Please copy all the lines that follow, word for word.

•••••

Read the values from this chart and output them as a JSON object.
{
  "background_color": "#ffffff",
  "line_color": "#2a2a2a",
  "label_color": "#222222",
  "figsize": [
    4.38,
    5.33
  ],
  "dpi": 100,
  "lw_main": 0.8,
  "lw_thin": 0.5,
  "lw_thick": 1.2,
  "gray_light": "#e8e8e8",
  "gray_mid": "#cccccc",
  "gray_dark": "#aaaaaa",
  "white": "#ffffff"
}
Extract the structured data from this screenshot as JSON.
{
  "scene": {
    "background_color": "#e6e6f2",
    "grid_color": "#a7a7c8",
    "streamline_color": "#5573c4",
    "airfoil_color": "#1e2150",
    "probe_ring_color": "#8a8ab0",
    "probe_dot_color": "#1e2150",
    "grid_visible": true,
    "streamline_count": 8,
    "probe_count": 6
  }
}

•••••

[Exercise response]
Read the values from this chart and output them as a JSON object.
{
  "background_color": "#ffffff",
  "line_color": "#2a2a2a",
  "label_color": "#222222",
  "figsize": [
    4.38,
    5.33
  ],
  "dpi": 100,
  "lw_main": 0.8,
  "lw_thin": 0.5,
  "lw_thick": 1.2,
  "gray_light": "#e8e8e8",
  "gray_mid": "#cccccc",
  "gray_dark": "#aaaaaa",
  "white": "#ffffff"
}
Extract the structured data from this screenshot as JSON.
{
  "scene": {
    "background_color": "#e6e6f2",
    "grid_color": "#a7a7c8",
    "streamline_color": "#5573c4",
    "airfoil_color": "#1e2150",
    "probe_ring_color": "#8a8ab0",
    "probe_dot_color": "#1e2150",
    "grid_visible": true,
    "streamline_count": 8,
    "probe_count": 6
  }
}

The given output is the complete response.